### Task to carry out
Write out every entry word for word.
== Material for this task ==
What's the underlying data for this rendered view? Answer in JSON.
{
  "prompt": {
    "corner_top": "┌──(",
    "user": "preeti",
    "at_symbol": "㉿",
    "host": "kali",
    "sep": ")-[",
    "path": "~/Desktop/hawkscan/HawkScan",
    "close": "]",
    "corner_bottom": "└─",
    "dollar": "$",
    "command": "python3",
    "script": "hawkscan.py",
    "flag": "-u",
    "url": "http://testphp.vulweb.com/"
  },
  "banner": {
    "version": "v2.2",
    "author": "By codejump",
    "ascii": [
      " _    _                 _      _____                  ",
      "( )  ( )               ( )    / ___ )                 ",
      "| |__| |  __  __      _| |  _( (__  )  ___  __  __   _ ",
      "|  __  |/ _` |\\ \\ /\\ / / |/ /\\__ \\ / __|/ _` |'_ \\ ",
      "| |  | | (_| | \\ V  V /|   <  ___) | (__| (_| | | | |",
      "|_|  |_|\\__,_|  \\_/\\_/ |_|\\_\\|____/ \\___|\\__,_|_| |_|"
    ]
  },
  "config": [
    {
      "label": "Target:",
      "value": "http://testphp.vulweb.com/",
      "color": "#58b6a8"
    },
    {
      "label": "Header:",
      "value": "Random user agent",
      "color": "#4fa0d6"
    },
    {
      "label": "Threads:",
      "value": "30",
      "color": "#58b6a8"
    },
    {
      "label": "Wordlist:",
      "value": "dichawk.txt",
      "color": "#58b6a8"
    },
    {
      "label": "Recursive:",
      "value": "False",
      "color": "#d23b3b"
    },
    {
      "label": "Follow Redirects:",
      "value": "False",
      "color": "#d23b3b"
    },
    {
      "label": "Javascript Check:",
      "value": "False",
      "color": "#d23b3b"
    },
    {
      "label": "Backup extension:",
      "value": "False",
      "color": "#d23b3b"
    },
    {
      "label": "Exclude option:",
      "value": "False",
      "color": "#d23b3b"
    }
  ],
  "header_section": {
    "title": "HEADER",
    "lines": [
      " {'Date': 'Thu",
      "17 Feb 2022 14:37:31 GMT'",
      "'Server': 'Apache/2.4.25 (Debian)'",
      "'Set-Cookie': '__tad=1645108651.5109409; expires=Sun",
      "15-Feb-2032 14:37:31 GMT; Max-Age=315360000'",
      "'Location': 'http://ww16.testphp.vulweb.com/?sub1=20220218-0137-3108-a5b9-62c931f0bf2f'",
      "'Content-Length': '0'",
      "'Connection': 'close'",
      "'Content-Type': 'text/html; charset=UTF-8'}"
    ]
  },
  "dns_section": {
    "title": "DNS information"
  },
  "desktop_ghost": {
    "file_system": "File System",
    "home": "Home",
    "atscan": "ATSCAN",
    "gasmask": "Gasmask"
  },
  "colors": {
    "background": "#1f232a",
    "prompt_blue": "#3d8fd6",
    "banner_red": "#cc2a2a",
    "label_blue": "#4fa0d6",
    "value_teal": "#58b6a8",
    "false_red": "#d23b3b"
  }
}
===
### Exercise solution
What's the underlying data for this rendered view? Answer in JSON.
{
  "prompt": {
    "corner_top": "┌──(",
    "user": "preeti",
    "at_symbol": "㉿",
    "host": "kali",
    "sep": ")-[",
    "path": "~/Desktop/hawkscan/HawkScan",
    "close": "]",
    "corner_bottom": "└─",
    "dollar": "$",
    "command": "python3",
    "script": "hawkscan.py",
    "flag": "-u",
    "url": "http://testphp.vulweb.com/"
  },
  "banner": {
    "version": "v2.2",
    "author": "By codejump",
    "ascii": [
      " _    _                 _      _____                  ",
      "( )  ( )               ( )    / ___ )                 ",
      "| |__| |  __  __      _| |  _( (__  )  ___  __  __   _ ",
      "|  __  |/ _` |\\ \\ /\\ / / |/ /\\__ \\ / __|/ _` |'_ \\ ",
      "| |  | | (_| | \\ V  V /|   <  ___) | (__| (_| | | | |",
      "|_|  |_|\\__,_|  \\_/\\_/ |_|\\_\\|____/ \\___|\\__,_|_| |_|"
    ]
  },
  "config": [
    {
      "label": "Target:",
      "value": "http://testphp.vulweb.com/",
      "color": "#58b6a8"
    },
    {
      "label": "Header:",
      "value": "Random user agent",
      "color": "#4fa0d6"
    },
    {
      "label": "Threads:",
      "value": "30",
      "color": "#58b6a8"
    },
    {
      "label": "Wordlist:",
      "value": "dichawk.txt",
      "color": "#58b6a8"
    },
    {
      "label": "Recursive:",
      "value": "False",
      "color": "#d23b3b"
    },
    {
      "label": "Follow Redirects:",
      "value": "False",
      "color": "#d23b3b"
    },
    {
      "label": "Javascript Check:",
      "value": "False",
      "color": "#d23b3b"
    },
    {
      "label": "Backup extension:",
      "value": "False",
      "color": "#d23b3b"
    },
    {
      "label": "Exclude option:",
      "value": "False",
      "color": "#d23b3b"
    }
  ],
  "header_section": {
    "title": "HEADER",
    "lines": [
      " {'Date': 'Thu",
      "17 Feb 2022 14:37:31 GMT'",
      "'Server': 'Apache/2.4.25 (Debian)'",
      "'Set-Cookie': '__tad=1645108651.5109409; expires=Sun",
      "15-Feb-2032 14:37:31 GMT; Max-Age=315360000'",
      "'Location': 'http://ww16.testphp.vulweb.com/?sub1=20220218-0137-3108-a5b9-62c931f0bf2f'",
      "'Content-Length': '0'",
      "'Connection': 'close'",
      "'Content-Type': 'text/html; charset=UTF-8'}"
    ]
  },
  "dns_section": {
    "title": "DNS information"
  },
  "desktop_ghost": {
    "file_system": "File System",
    "home": "Home",
    "atscan": "ATSCAN",
    "gasmask": "Gasmask"
  },
  "colors": {
    "background": "#1f232a",
    "prompt_blue": "#3d8fd6",
    "banner_red": "#cc2a2a",
    "label_blue": "#4fa0d6",
    "value_teal": "#58b6a8",
    "false_red": "#d23b3b"
  }
}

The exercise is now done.